◆ Task instructions ◆
Filter these entries so that only lines with the word "true" remain.

### Task input

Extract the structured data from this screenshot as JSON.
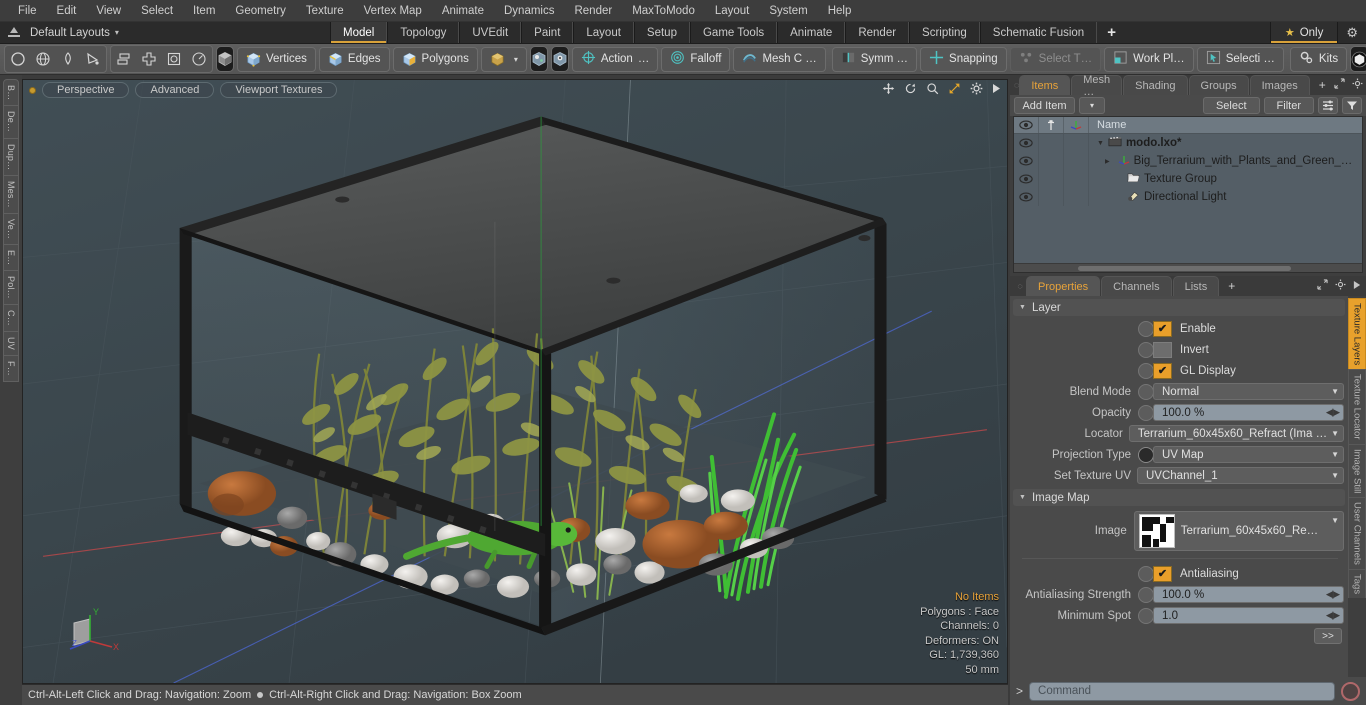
{
  "menubar": {
    "items": [
      "File",
      "Edit",
      "View",
      "Select",
      "Item",
      "Geometry",
      "Texture",
      "Vertex Map",
      "Animate",
      "Dynamics",
      "Render",
      "MaxToModo",
      "Layout",
      "System",
      "Help"
    ]
  },
  "layoutbar": {
    "layout_label": "Default Layouts",
    "layout_caret": "▾",
    "tabs": [
      "Model",
      "Topology",
      "UVEdit",
      "Paint",
      "Layout",
      "Setup",
      "Game Tools",
      "Animate",
      "Render",
      "Scripting",
      "Schematic Fusion"
    ],
    "active_tab": "Model",
    "add_tab": "+",
    "only_label": "Only",
    "star": "★",
    "gear": "⚙",
    "accent": "#d9a23a"
  },
  "toolbar": {
    "shape_icons": [
      "circle-icon",
      "globe-icon",
      "pen-icon",
      "curve-icon"
    ],
    "arrange_icons": [
      "align-icon",
      "center-icon",
      "frame-icon",
      "clock-icon"
    ],
    "element_cube": "cube-icon",
    "modes": [
      "Vertices",
      "Edges",
      "Polygons"
    ],
    "mode_dropdown_caret": "▾",
    "action_label": "Action",
    "action_ellipsis": "…",
    "falloff_label": "Falloff",
    "mesh_label": "Mesh C …",
    "symmetry_label": "Symm …",
    "snapping_label": "Snapping",
    "select_through_label": "Select T…",
    "work_plane_label": "Work Pl…",
    "selection_label": "Selecti …",
    "kits_label": "Kits"
  },
  "left_tabs": [
    "B…",
    "De…",
    "Dup…",
    "Mes…",
    "Ve…",
    "E…",
    "Pol…",
    "C…",
    "UV",
    "F…"
  ],
  "viewport": {
    "dot": "active-indicator",
    "pills": [
      "Perspective",
      "Advanced",
      "Viewport Textures"
    ],
    "tools": [
      "move-icon",
      "rotate-icon",
      "magnifier-icon",
      "fit-icon",
      "gear-icon",
      "play-icon"
    ],
    "status": {
      "no_items": "No Items",
      "polygons": "Polygons : Face",
      "channels": "Channels: 0",
      "deformers": "Deformers: ON",
      "gl": "GL: 1,739,360",
      "grid": "50 mm"
    },
    "axis_gizmo": {
      "x": "X",
      "y": "Y",
      "z": "Z"
    }
  },
  "statusbar": {
    "left": "Ctrl-Alt-Left Click and Drag: Navigation: Zoom",
    "right": "Ctrl-Alt-Right Click and Drag: Navigation: Box Zoom"
  },
  "right_panel": {
    "top_tabs": [
      "Items",
      "Mesh …",
      "Shading",
      "Groups",
      "Images"
    ],
    "top_active": "Items",
    "top_add": "+",
    "top_icons": [
      "expand-icon",
      "gear-icon",
      "play-icon"
    ],
    "items_toolbar": {
      "add_item": "Add Item",
      "dropdown_caret": "▾",
      "select": "Select",
      "filter": "Filter",
      "list_icon": "list-icon",
      "funnel_icon": "funnel-icon"
    },
    "tree": {
      "columns": [
        "eye-icon",
        "pin-icon",
        "axis-icon",
        "Name"
      ],
      "name_header": "Name",
      "rows": [
        {
          "name": "modo.lxo*",
          "icon": "scene-icon",
          "indent": 0,
          "bold": true,
          "expander": "▼"
        },
        {
          "name": "Big_Terrarium_with_Plants_and_Green_…",
          "icon": "mesh-axis-icon",
          "indent": 1,
          "bold": false,
          "expander": "▶"
        },
        {
          "name": "Texture Group",
          "icon": "folder-icon",
          "indent": 1,
          "bold": false,
          "expander": ""
        },
        {
          "name": "Directional Light",
          "icon": "light-icon",
          "indent": 1,
          "bold": false,
          "expander": ""
        }
      ]
    },
    "props_tabs": [
      "Properties",
      "Channels",
      "Lists"
    ],
    "props_active": "Properties",
    "props_add": "+",
    "props_icons": [
      "expand-icon",
      "gear-icon",
      "play-icon"
    ],
    "layer_section": {
      "title": "Layer",
      "toggles": [
        {
          "label": "Enable",
          "checked": true
        },
        {
          "label": "Invert",
          "checked": false
        },
        {
          "label": "GL Display",
          "checked": true
        }
      ],
      "fields": [
        {
          "label": "Blend Mode",
          "value": "Normal",
          "type": "dropdown",
          "knob": "ring"
        },
        {
          "label": "Opacity",
          "value": "100.0 %",
          "type": "slider",
          "knob": "ring"
        },
        {
          "label": "Locator",
          "value": "Terrarium_60x45x60_Refract (Ima …",
          "type": "dropdown",
          "knob": "none"
        },
        {
          "label": "Projection Type",
          "value": "UV Map",
          "type": "dropdown",
          "knob": "filled"
        },
        {
          "label": "Set Texture UV",
          "value": "UVChannel_1",
          "type": "dropdown",
          "knob": "none"
        }
      ]
    },
    "image_map_section": {
      "title": "Image Map",
      "image_label": "Image",
      "image_value": "Terrarium_60x45x60_Refr …",
      "image_thumb": "checker-thumbnail",
      "antialiasing": {
        "label": "Antialiasing",
        "checked": true
      },
      "fields": [
        {
          "label": "Antialiasing Strength",
          "value": "100.0 %",
          "type": "slider"
        },
        {
          "label": "Minimum Spot",
          "value": "1.0",
          "type": "slider"
        }
      ],
      "more_button": ">>"
    },
    "side_tabs": [
      "Texture Layers",
      "Texture Locator",
      "Image Still",
      "User Channels",
      "Tags"
    ],
    "side_active": "Texture Layers"
  },
  "command_bar": {
    "prompt": ">",
    "placeholder": "Command",
    "record_icon": "record-icon"
  },
  "colors": {
    "accent_orange": "#e8a12c",
    "panel_bg": "#4a4a4a",
    "viewport_bg": "#3a4449",
    "tree_bg": "#545e66",
    "field_light": "#8e99a3"
  }
}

######

◆ Expected output ◆
          "bold": true,
          "checked": true
          "checked": true
        "checked": true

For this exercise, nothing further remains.